Transcribe the records exactly. Pictures do not belong in the transcription.

(Data excerpts)
───

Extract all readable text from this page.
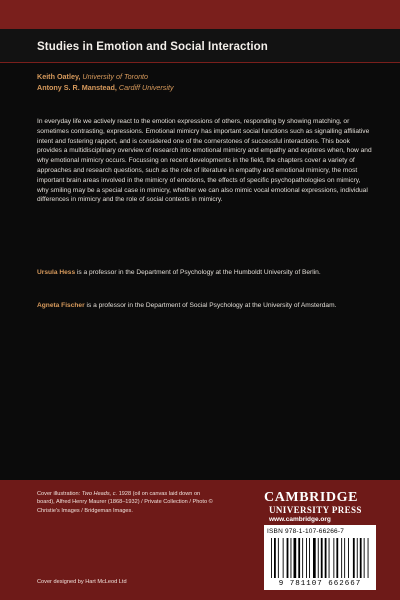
Studies in Emotion and Social Interaction
Keith Oatley, University of Toronto
Antony S. R. Manstead, Cardiff University

In everyday life we actively react to the emotion expressions of others, responding by showing matching, or sometimes contrasting, expressions. Emotional mimicry has important social functions such as signalling affiliative intent and fostering rapport, and is considered one of the cornerstones of successful interactions. This book provides a multidisciplinary overview of research into emotional mimicry and empathy and explores when, how and why emotional mimicry occurs. Focussing on recent developments in the field, the chapters cover a variety of approaches and research questions, such as the role of literature in empathy and emotional mimicry, the most important brain areas involved in the mimicry of emotions, the effects of specific psychopathologies on mimicry, why smiling may be a special case in mimicry, whether we can also mimic vocal emotional expressions, individual differences in mimicry and the role of social contexts in mimicry.

Ursula Hess is a professor in the Department of Psychology at the Humboldt University of Berlin.

Agneta Fischer is a professor in the Department of Social Psychology at the University of Amsterdam.

Cover illustration: Two Heads, c. 1928 (oil on canvas laid down on board), Alfred Henry Maurer (1868–1932) / Private Collection / Photo © Christie's Images / Bridgeman Images.

Cover designed by Hart McLeod Ltd
CAMBRIDGE
UNIVERSITY PRESS
www.cambridge.org
ISBN 978-1-107-66266-7
9 781107 662667
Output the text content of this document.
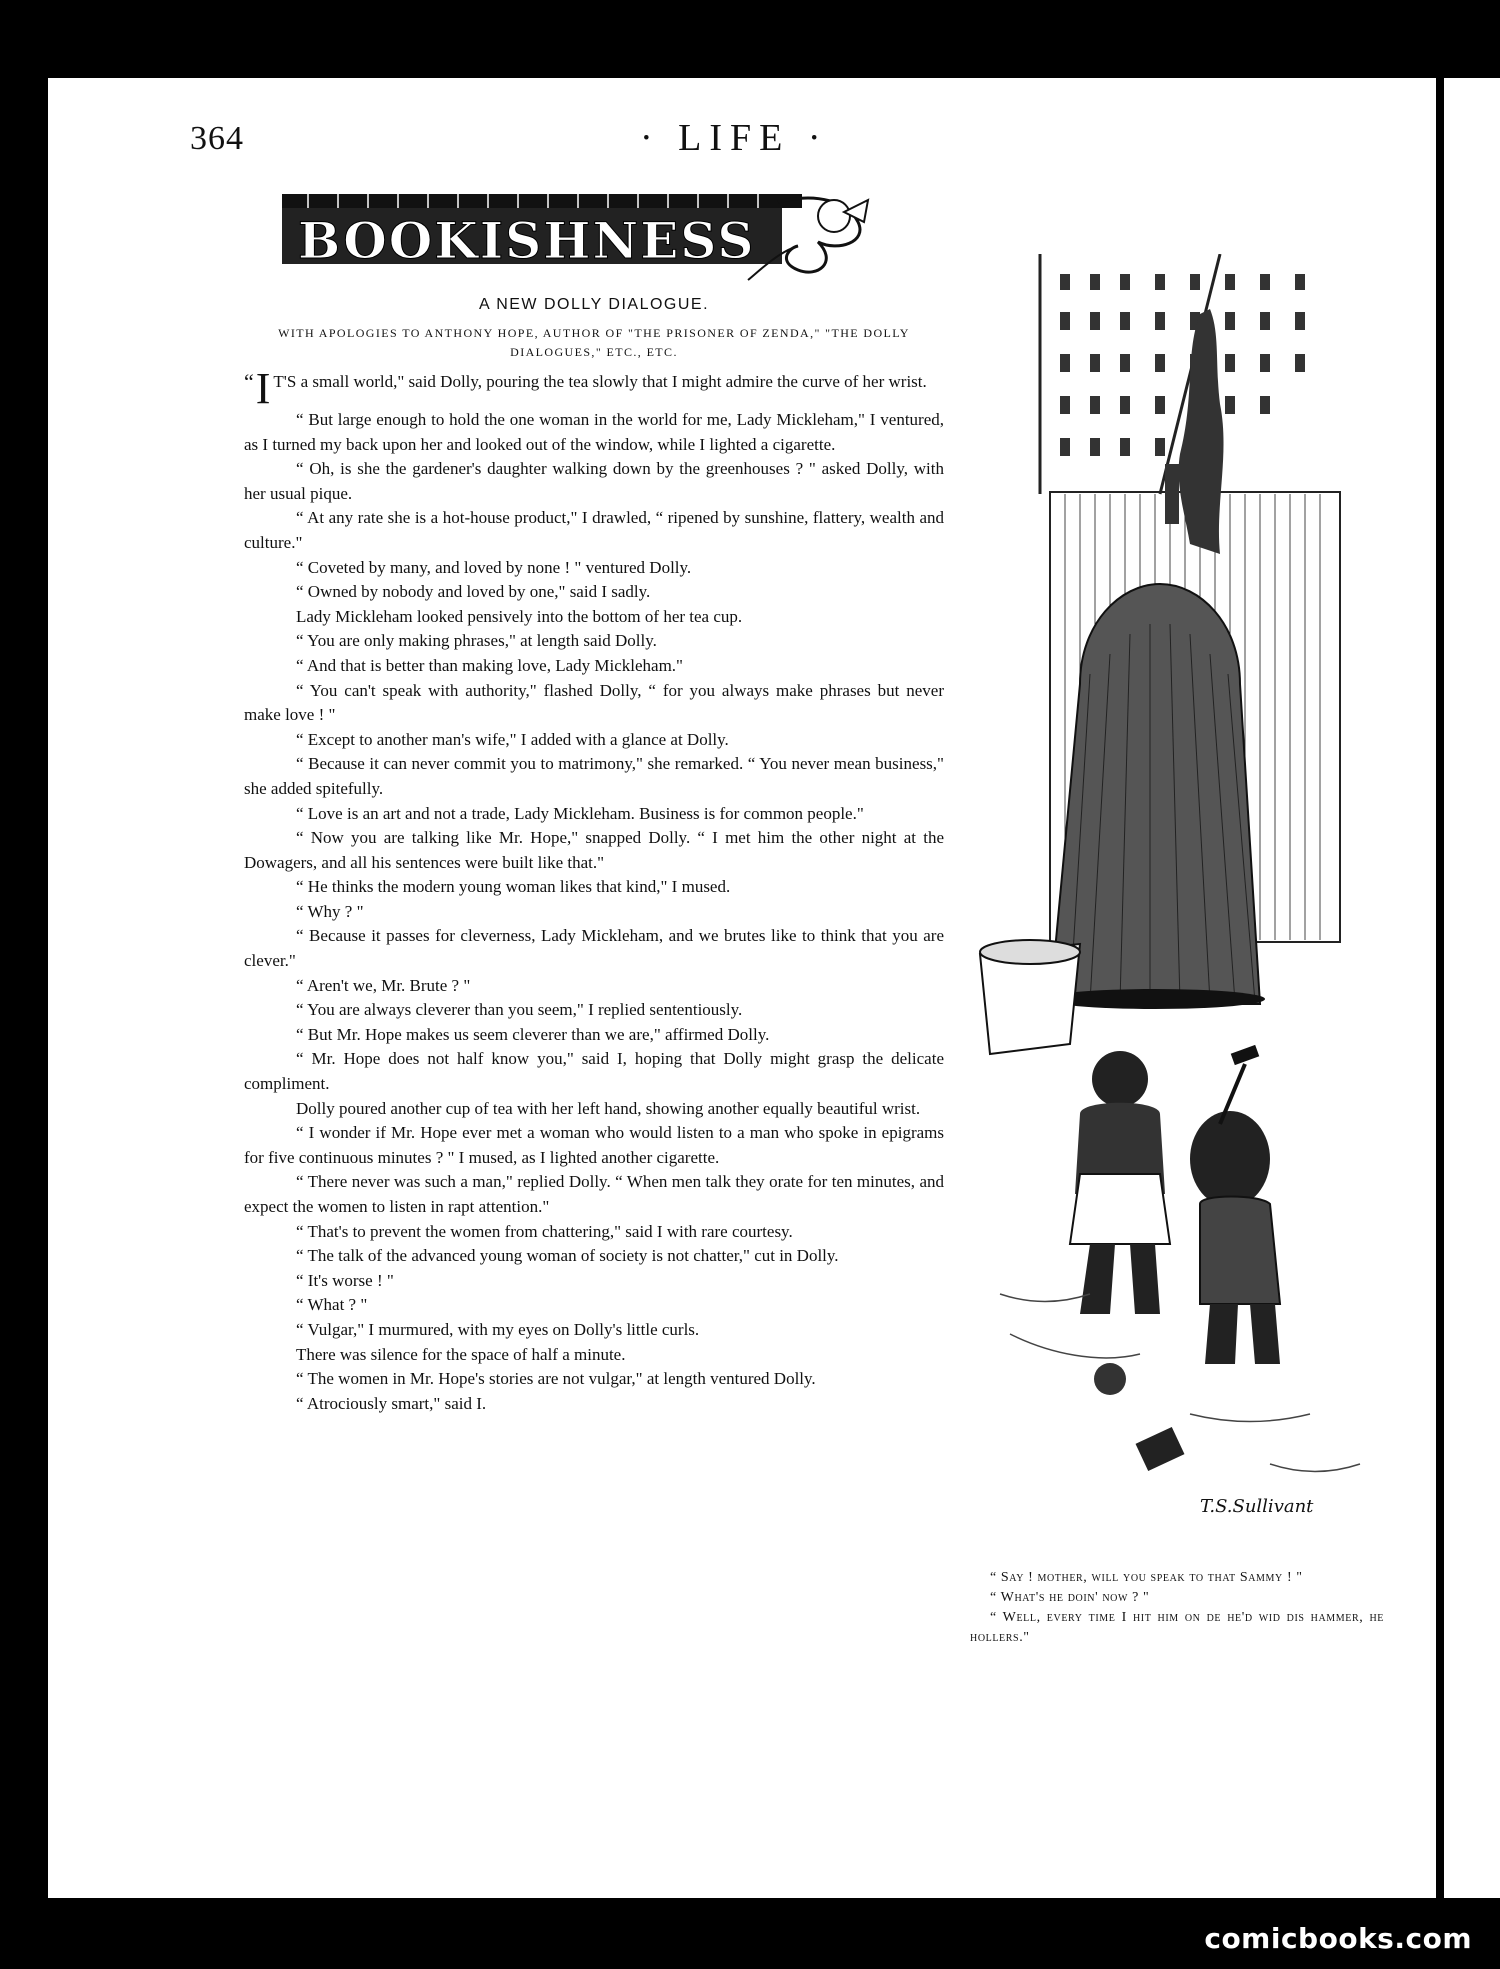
364	· LIFE ·
BOOKISHNESS
A NEW DOLLY DIALOGUE.
WITH APOLOGIES TO ANTHONY HOPE, AUTHOR OF "THE PRISONER OF ZENDA," "THE DOLLY DIALOGUES," ETC., ETC.

“I T'S a small world," said Dolly, pouring the tea slowly that I might admire the curve of her wrist.

“ But large enough to hold the one woman in the world for me, Lady Mickleham," I ventured, as I turned my back upon her and looked out of the window, while I lighted a cigarette.

“ Oh, is she the gardener's daughter walking down by the greenhouses ? " asked Dolly, with her usual pique.

“ At any rate she is a hot-house product," I drawled, “ ripened by sunshine, flattery, wealth and culture."

“ Coveted by many, and loved by none ! " ventured Dolly.

“ Owned by nobody and loved by one," said I sadly.

Lady Mickleham looked pensively into the bottom of her tea cup.

“ You are only making phrases," at length said Dolly.

“ And that is better than making love, Lady Mickleham."

“ You can't speak with authority," flashed Dolly, “ for you always make phrases but never make love ! "

“ Except to another man's wife," I added with a glance at Dolly.

“ Because it can never commit you to matrimony," she remarked. “ You never mean business," she added spitefully.

“ Love is an art and not a trade, Lady Mickleham. Business is for common people."

“ Now you are talking like Mr. Hope," snapped Dolly. “ I met him the other night at the Dowagers, and all his sentences were built like that."

“ He thinks the modern young woman likes that kind," I mused.

“ Why ? "

“ Because it passes for cleverness, Lady Mickleham, and we brutes like to think that you are clever."

“ Aren't we, Mr. Brute ? "

“ You are always cleverer than you seem," I replied sententiously.

“ But Mr. Hope makes us seem cleverer than we are," affirmed Dolly.

“ Mr. Hope does not half know you," said I, hoping that Dolly might grasp the delicate compliment.

Dolly poured another cup of tea with her left hand, showing another equally beautiful wrist.

“ I wonder if Mr. Hope ever met a woman who would listen to a man who spoke in epigrams for five continuous minutes ? " I mused, as I lighted another cigarette.

“ There never was such a man," replied Dolly. “ When men talk they orate for ten minutes, and expect the women to listen in rapt attention."

“ That's to prevent the women from chattering," said I with rare courtesy.

“ The talk of the advanced young woman of society is not chatter," cut in Dolly.

“ It's worse ! "

“ What ? "

“ Vulgar," I murmured, with my eyes on Dolly's little curls.

There was silence for the space of half a minute.

“ The women in Mr. Hope's stories are not vulgar," at length ventured Dolly.

“ Atrociously smart," said I.

T.S.Sullivant

“ Say ! mother, will you speak to that Sammy ! "

“ What's he doin' now ? "

“ Well, every time I hit him on de he'd wid dis hammer, he hollers."

comicbooks.com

───

OUTPUT FOR THIS TASK
Extract all readable text from this page.
Studies in Emotion and Social Interaction
Keith Oatley, University of Toronto
Antony S. R. Manstead, Cardiff University

In everyday life we actively react to the emotion expressions of others, responding by showing matching, or sometimes contrasting, expressions. Emotional mimicry has important social functions such as signalling affiliative intent and fostering rapport, and is considered one of the cornerstones of successful interactions. This book provides a multidisciplinary overview of research into emotional mimicry and empathy and explores when, how and why emotional mimicry occurs. Focussing on recent developments in the field, the chapters cover a variety of approaches and research questions, such as the role of literature in empathy and emotional mimicry, the most important brain areas involved in the mimicry of emotions, the effects of specific psychopathologies on mimicry, why smiling may be a special case in mimicry, whether we can also mimic vocal emotional expressions, individual differences in mimicry and the role of social contexts in mimicry.

Ursula Hess is a professor in the Department of Psychology at the Humboldt University of Berlin.

Agneta Fischer is a professor in the Department of Social Psychology at the University of Amsterdam.

Cover illustration: Two Heads, c. 1928 (oil on canvas laid down on board), Alfred Henry Maurer (1868–1932) / Private Collection / Photo © Christie's Images / Bridgeman Images.

Cover designed by Hart McLeod Ltd
CAMBRIDGE
UNIVERSITY PRESS
www.cambridge.org
ISBN 978-1-107-66266-7
9 781107 662667
Output the text content of this document.
364	· LIFE ·
BOOKISHNESS
A NEW DOLLY DIALOGUE.
WITH APOLOGIES TO ANTHONY HOPE, AUTHOR OF "THE PRISONER OF ZENDA," "THE DOLLY DIALOGUES," ETC., ETC.

“I T'S a small world," said Dolly, pouring the tea slowly that I might admire the curve of her wrist.

“ But large enough to hold the one woman in the world for me, Lady Mickleham," I ventured, as I turned my back upon her and looked out of the window, while I lighted a cigarette.

“ Oh, is she the gardener's daughter walking down by the greenhouses ? " asked Dolly, with her usual pique.

“ At any rate she is a hot-house product," I drawled, “ ripened by sunshine, flattery, wealth and culture."

“ Coveted by many, and loved by none ! " ventured Dolly.

“ Owned by nobody and loved by one," said I sadly.

Lady Mickleham looked pensively into the bottom of her tea cup.

“ You are only making phrases," at length said Dolly.

“ And that is better than making love, Lady Mickleham."

“ You can't speak with authority," flashed Dolly, “ for you always make phrases but never make love ! "

“ Except to another man's wife," I added with a glance at Dolly.

“ Because it can never commit you to matrimony," she remarked. “ You never mean business," she added spitefully.

“ Love is an art and not a trade, Lady Mickleham. Business is for common people."

“ Now you are talking like Mr. Hope," snapped Dolly. “ I met him the other night at the Dowagers, and all his sentences were built like that."

“ He thinks the modern young woman likes that kind," I mused.

“ Why ? "

“ Because it passes for cleverness, Lady Mickleham, and we brutes like to think that you are clever."

“ Aren't we, Mr. Brute ? "

“ You are always cleverer than you seem," I replied sententiously.

“ But Mr. Hope makes us seem cleverer than we are," affirmed Dolly.

“ Mr. Hope does not half know you," said I, hoping that Dolly might grasp the delicate compliment.

Dolly poured another cup of tea with her left hand, showing another equally beautiful wrist.

“ I wonder if Mr. Hope ever met a woman who would listen to a man who spoke in epigrams for five continuous minutes ? " I mused, as I lighted another cigarette.

“ There never was such a man," replied Dolly. “ When men talk they orate for ten minutes, and expect the women to listen in rapt attention."

“ That's to prevent the women from chattering," said I with rare courtesy.

“ The talk of the advanced young woman of society is not chatter," cut in Dolly.

“ It's worse ! "

“ What ? "

“ Vulgar," I murmured, with my eyes on Dolly's little curls.

There was silence for the space of half a minute.

“ The women in Mr. Hope's stories are not vulgar," at length ventured Dolly.

“ Atrociously smart," said I.

T.S.Sullivant

“ Say ! mother, will you speak to that Sammy ! "

“ What's he doin' now ? "

“ Well, every time I hit him on de he'd wid dis hammer, he hollers."

comicbooks.com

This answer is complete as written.